**Task statement**
Transcribe the entries below exactly.

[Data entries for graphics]
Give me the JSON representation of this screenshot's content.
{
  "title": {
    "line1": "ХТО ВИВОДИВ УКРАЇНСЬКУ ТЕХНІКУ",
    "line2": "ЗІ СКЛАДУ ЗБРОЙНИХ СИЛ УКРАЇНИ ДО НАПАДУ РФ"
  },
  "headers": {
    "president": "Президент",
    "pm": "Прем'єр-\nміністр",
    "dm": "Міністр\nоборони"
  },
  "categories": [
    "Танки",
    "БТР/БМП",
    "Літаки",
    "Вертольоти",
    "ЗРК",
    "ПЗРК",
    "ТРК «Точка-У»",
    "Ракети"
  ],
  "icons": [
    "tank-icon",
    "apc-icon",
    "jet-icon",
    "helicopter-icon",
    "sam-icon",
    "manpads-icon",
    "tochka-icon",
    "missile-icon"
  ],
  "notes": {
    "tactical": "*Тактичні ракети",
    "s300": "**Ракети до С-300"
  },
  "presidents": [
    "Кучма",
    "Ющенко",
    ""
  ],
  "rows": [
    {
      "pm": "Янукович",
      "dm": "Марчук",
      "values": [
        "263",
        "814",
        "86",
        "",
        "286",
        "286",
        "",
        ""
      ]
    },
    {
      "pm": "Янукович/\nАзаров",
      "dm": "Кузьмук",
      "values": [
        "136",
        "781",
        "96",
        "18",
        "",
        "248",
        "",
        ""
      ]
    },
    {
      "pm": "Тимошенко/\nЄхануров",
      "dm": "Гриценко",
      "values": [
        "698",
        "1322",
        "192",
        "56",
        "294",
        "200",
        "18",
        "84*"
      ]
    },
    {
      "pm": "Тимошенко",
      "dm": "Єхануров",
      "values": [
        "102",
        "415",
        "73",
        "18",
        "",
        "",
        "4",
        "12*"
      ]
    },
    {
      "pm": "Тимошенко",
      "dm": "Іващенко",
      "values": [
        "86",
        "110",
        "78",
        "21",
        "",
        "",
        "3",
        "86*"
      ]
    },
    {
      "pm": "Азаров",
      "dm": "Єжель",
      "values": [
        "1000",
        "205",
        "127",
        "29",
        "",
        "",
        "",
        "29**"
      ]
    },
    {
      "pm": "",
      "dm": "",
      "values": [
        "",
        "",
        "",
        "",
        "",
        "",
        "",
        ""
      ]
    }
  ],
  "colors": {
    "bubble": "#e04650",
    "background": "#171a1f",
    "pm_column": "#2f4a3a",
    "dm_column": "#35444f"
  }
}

**Correct output**
Give me the JSON representation of this screenshot's content.
{
  "title": {
    "line1": "ХТО ВИВОДИВ УКРАЇНСЬКУ ТЕХНІКУ",
    "line2": "ЗІ СКЛАДУ ЗБРОЙНИХ СИЛ УКРАЇНИ ДО НАПАДУ РФ"
  },
  "headers": {
    "president": "Президент",
    "pm": "Прем'єр-\nміністр",
    "dm": "Міністр\nоборони"
  },
  "categories": [
    "Танки",
    "БТР/БМП",
    "Літаки",
    "Вертольоти",
    "ЗРК",
    "ПЗРК",
    "ТРК «Точка-У»",
    "Ракети"
  ],
  "icons": [
    "tank-icon",
    "apc-icon",
    "jet-icon",
    "helicopter-icon",
    "sam-icon",
    "manpads-icon",
    "tochka-icon",
    "missile-icon"
  ],
  "notes": {
    "tactical": "*Тактичні ракети",
    "s300": "**Ракети до С-300"
  },
  "presidents": [
    "Кучма",
    "Ющенко",
    ""
  ],
  "rows": [
    {
      "pm": "Янукович",
      "dm": "Марчук",
      "values": [
        "263",
        "814",
        "86",
        "",
        "286",
        "286",
        "",
        ""
      ]
    },
    {
      "pm": "Янукович/\nАзаров",
      "dm": "Кузьмук",
      "values": [
        "136",
        "781",
        "96",
        "18",
        "",
        "248",
        "",
        ""
      ]
    },
    {
      "pm": "Тимошенко/\nЄхануров",
      "dm": "Гриценко",
      "values": [
        "698",
        "1322",
        "192",
        "56",
        "294",
        "200",
        "18",
        "84*"
      ]
    },
    {
      "pm": "Тимошенко",
      "dm": "Єхануров",
      "values": [
        "102",
        "415",
        "73",
        "18",
        "",
        "",
        "4",
        "12*"
      ]
    },
    {
      "pm": "Тимошенко",
      "dm": "Іващенко",
      "values": [
        "86",
        "110",
        "78",
        "21",
        "",
        "",
        "3",
        "86*"
      ]
    },
    {
      "pm": "Азаров",
      "dm": "Єжель",
      "values": [
        "1000",
        "205",
        "127",
        "29",
        "",
        "",
        "",
        "29**"
      ]
    },
    {
      "pm": "",
      "dm": "",
      "values": [
        "",
        "",
        "",
        "",
        "",
        "",
        "",
        ""
      ]
    }
  ],
  "colors": {
    "bubble": "#e04650",
    "background": "#171a1f",
    "pm_column": "#2f4a3a",
    "dm_column": "#35444f"
  }
}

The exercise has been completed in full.